[begin Provided entries]

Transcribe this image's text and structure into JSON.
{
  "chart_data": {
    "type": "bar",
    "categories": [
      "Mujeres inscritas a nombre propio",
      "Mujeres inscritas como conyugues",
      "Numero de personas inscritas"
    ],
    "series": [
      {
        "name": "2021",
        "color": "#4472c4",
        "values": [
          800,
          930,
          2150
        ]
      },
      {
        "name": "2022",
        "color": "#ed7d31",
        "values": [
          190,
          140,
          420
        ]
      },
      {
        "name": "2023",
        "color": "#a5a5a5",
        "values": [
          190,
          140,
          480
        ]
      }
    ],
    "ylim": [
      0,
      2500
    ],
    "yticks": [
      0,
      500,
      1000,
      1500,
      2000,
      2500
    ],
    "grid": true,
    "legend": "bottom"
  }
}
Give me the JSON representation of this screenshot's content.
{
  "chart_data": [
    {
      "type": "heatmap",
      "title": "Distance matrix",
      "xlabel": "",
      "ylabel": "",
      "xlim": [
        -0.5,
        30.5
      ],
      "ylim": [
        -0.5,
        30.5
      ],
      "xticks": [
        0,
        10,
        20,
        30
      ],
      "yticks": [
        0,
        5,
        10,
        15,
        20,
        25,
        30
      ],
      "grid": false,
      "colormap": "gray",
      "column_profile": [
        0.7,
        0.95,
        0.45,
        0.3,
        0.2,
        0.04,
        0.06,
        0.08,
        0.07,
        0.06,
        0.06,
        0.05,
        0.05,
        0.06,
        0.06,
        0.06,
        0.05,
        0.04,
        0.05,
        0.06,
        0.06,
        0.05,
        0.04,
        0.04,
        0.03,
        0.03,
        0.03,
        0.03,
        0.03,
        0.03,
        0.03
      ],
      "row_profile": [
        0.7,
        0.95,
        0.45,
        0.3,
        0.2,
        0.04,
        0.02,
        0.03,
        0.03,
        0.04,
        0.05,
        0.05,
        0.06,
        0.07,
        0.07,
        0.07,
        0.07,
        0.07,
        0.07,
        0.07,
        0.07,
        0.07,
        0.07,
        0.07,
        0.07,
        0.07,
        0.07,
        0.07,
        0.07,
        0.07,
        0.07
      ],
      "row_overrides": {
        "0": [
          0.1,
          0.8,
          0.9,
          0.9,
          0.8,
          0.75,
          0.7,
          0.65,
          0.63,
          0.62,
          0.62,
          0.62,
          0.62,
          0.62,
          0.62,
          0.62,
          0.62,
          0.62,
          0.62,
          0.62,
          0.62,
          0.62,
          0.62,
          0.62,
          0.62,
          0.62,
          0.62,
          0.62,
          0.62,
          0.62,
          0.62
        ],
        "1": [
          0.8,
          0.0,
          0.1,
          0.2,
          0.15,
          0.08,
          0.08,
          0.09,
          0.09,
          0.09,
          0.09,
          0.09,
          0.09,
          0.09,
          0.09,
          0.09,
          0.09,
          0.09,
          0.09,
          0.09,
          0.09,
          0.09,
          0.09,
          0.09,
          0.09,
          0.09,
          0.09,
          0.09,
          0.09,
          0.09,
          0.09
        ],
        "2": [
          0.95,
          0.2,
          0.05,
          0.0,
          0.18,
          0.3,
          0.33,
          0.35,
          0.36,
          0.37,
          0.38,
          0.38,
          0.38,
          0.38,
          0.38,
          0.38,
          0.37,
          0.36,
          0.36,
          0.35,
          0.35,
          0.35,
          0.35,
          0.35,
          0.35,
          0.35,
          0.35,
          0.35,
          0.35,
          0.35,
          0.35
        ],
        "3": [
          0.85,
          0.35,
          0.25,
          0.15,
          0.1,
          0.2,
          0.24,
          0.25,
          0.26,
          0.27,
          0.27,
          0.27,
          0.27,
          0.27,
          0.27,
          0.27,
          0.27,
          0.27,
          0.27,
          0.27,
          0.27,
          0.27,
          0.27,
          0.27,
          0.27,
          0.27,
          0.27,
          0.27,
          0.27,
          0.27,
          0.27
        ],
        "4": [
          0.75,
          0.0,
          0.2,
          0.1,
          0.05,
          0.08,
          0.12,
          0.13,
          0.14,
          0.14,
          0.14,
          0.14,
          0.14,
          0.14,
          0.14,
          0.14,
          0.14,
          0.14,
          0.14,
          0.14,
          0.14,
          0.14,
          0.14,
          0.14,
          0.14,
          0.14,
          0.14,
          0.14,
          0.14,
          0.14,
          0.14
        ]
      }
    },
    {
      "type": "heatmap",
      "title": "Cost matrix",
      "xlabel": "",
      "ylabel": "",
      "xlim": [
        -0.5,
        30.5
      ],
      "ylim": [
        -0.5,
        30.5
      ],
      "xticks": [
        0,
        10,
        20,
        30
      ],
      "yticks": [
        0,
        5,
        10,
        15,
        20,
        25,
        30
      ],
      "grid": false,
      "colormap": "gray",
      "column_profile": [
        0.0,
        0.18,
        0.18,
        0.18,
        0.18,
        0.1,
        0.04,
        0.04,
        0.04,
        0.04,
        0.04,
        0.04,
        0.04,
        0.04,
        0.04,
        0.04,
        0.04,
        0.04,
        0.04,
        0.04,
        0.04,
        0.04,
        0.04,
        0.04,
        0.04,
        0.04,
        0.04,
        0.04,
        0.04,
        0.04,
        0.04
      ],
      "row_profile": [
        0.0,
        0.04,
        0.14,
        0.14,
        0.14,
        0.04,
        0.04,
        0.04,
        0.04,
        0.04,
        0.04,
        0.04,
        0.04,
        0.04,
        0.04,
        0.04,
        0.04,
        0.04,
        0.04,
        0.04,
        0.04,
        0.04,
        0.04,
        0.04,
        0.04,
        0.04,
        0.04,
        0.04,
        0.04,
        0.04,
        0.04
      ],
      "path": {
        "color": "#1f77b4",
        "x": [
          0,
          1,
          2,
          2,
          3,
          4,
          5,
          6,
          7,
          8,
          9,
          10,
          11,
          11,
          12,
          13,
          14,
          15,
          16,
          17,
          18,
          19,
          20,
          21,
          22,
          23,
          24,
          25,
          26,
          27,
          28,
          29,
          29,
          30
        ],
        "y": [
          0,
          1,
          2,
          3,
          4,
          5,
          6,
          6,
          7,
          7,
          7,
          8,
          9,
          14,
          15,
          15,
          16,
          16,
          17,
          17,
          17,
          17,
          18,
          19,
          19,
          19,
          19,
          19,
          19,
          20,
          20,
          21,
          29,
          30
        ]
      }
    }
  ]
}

[end Provided entries]

What this task involves: Copy each line above that contains the string "JSON".

Full output:
Transcribe this image's text and structure into JSON.
Give me the JSON representation of this screenshot's content.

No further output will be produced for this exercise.